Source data
::::::::::
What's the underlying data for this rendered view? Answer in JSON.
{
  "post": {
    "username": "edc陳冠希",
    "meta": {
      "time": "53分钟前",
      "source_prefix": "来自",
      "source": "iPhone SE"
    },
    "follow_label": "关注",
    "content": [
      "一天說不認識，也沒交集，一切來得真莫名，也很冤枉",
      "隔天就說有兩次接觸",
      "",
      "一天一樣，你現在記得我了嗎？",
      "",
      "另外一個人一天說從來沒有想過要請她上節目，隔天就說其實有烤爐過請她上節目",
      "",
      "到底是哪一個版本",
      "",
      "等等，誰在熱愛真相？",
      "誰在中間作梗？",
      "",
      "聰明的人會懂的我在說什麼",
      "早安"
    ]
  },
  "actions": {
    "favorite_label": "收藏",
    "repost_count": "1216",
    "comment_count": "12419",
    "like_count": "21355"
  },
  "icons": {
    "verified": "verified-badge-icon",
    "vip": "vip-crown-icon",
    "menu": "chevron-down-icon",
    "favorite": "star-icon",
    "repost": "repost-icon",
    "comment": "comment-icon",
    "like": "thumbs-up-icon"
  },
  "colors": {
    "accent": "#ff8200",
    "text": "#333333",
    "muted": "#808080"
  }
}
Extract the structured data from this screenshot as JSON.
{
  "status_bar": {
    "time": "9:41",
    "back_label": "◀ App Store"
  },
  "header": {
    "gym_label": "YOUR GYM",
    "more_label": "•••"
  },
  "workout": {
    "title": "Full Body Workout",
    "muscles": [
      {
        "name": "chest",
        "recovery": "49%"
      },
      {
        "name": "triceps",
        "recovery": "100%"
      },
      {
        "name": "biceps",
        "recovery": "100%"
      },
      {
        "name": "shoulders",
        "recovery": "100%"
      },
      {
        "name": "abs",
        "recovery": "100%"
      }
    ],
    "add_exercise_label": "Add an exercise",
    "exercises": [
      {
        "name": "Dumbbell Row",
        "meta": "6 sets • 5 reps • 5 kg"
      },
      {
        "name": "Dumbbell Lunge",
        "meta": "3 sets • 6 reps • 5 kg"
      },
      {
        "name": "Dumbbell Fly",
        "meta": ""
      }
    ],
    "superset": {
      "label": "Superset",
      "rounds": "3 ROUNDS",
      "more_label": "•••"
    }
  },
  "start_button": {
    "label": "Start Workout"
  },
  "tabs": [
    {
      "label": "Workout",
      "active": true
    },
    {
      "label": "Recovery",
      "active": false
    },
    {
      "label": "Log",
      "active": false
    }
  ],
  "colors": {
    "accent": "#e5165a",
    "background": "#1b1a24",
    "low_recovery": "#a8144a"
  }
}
::::::::::
◆ What needs to be done:
Hand back the material above in full, exactly as written.

◆ Final result:
What's the underlying data for this rendered view? Answer in JSON.
{
  "post": {
    "username": "edc陳冠希",
    "meta": {
      "time": "53分钟前",
      "source_prefix": "来自",
      "source": "iPhone SE"
    },
    "follow_label": "关注",
    "content": [
      "一天說不認識，也沒交集，一切來得真莫名，也很冤枉",
      "隔天就說有兩次接觸",
      "",
      "一天一樣，你現在記得我了嗎？",
      "",
      "另外一個人一天說從來沒有想過要請她上節目，隔天就說其實有烤爐過請她上節目",
      "",
      "到底是哪一個版本",
      "",
      "等等，誰在熱愛真相？",
      "誰在中間作梗？",
      "",
      "聰明的人會懂的我在說什麼",
      "早安"
    ]
  },
  "actions": {
    "favorite_label": "收藏",
    "repost_count": "1216",
    "comment_count": "12419",
    "like_count": "21355"
  },
  "icons": {
    "verified": "verified-badge-icon",
    "vip": "vip-crown-icon",
    "menu": "chevron-down-icon",
    "favorite": "star-icon",
    "repost": "repost-icon",
    "comment": "comment-icon",
    "like": "thumbs-up-icon"
  },
  "colors": {
    "accent": "#ff8200",
    "text": "#333333",
    "muted": "#808080"
  }
}
Extract the structured data from this screenshot as JSON.
{
  "status_bar": {
    "time": "9:41",
    "back_label": "◀ App Store"
  },
  "header": {
    "gym_label": "YOUR GYM",
    "more_label": "•••"
  },
  "workout": {
    "title": "Full Body Workout",
    "muscles": [
      {
        "name": "chest",
        "recovery": "49%"
      },
      {
        "name": "triceps",
        "recovery": "100%"
      },
      {
        "name": "biceps",
        "recovery": "100%"
      },
      {
        "name": "shoulders",
        "recovery": "100%"
      },
      {
        "name": "abs",
        "recovery": "100%"
      }
    ],
    "add_exercise_label": "Add an exercise",
    "exercises": [
      {
        "name": "Dumbbell Row",
        "meta": "6 sets • 5 reps • 5 kg"
      },
      {
        "name": "Dumbbell Lunge",
        "meta": "3 sets • 6 reps • 5 kg"
      },
      {
        "name": "Dumbbell Fly",
        "meta": ""
      }
    ],
    "superset": {
      "label": "Superset",
      "rounds": "3 ROUNDS",
      "more_label": "•••"
    }
  },
  "start_button": {
    "label": "Start Workout"
  },
  "tabs": [
    {
      "label": "Workout",
      "active": true
    },
    {
      "label": "Recovery",
      "active": false
    },
    {
      "label": "Log",
      "active": false
    }
  ],
  "colors": {
    "accent": "#e5165a",
    "background": "#1b1a24",
    "low_recovery": "#a8144a"
  }
}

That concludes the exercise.